** Opening Data extracts block **
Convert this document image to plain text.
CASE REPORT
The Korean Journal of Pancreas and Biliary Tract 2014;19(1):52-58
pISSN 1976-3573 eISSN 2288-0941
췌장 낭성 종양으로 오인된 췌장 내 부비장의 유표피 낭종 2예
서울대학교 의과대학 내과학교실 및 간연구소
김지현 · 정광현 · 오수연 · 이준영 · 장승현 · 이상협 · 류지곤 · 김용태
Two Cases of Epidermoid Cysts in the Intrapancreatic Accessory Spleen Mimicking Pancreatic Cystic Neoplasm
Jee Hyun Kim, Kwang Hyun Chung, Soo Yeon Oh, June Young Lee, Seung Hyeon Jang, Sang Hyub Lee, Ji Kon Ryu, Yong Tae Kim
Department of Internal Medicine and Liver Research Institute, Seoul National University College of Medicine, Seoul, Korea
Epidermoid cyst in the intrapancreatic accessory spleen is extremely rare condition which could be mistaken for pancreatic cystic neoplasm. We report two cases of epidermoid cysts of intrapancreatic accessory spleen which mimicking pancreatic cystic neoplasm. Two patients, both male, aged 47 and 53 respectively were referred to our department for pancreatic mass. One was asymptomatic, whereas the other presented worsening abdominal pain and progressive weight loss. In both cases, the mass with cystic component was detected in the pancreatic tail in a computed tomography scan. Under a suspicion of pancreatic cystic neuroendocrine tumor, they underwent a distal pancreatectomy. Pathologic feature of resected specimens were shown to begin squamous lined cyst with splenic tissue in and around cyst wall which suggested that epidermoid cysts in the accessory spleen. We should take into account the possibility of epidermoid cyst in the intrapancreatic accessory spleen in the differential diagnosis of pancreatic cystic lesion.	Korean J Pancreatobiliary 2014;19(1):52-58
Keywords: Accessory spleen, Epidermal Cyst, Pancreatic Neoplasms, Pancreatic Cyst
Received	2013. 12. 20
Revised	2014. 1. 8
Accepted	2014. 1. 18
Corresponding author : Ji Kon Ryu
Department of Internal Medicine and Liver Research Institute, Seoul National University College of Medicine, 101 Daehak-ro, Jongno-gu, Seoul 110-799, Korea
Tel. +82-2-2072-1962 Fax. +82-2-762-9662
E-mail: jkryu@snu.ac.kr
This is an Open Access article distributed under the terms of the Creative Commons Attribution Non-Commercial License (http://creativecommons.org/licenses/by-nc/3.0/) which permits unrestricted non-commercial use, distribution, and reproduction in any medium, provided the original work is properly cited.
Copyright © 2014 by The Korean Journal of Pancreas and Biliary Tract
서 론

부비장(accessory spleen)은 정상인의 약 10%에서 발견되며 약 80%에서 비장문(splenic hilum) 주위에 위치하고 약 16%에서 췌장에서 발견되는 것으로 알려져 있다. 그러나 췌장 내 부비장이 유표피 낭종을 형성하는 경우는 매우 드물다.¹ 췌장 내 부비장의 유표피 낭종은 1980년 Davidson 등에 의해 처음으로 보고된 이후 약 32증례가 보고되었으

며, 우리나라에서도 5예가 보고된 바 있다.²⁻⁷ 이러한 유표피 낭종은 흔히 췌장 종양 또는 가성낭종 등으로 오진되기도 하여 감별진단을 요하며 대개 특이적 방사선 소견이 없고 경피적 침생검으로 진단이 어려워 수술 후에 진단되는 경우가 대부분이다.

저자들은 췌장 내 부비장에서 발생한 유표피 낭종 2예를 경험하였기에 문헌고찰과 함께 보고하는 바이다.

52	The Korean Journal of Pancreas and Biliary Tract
** Closing Data extracts block **
### Task description:
Which lines above hold the string "College"? Show each of them.

### Solution for this task:
Department of Internal Medicine and Liver Research Institute, Seoul National University College of Medicine, Seoul, Korea
Department of Internal Medicine and Liver Research Institute, Seoul National University College of Medicine, 101 Daehak-ro, Jongno-gu, Seoul 110-799, Korea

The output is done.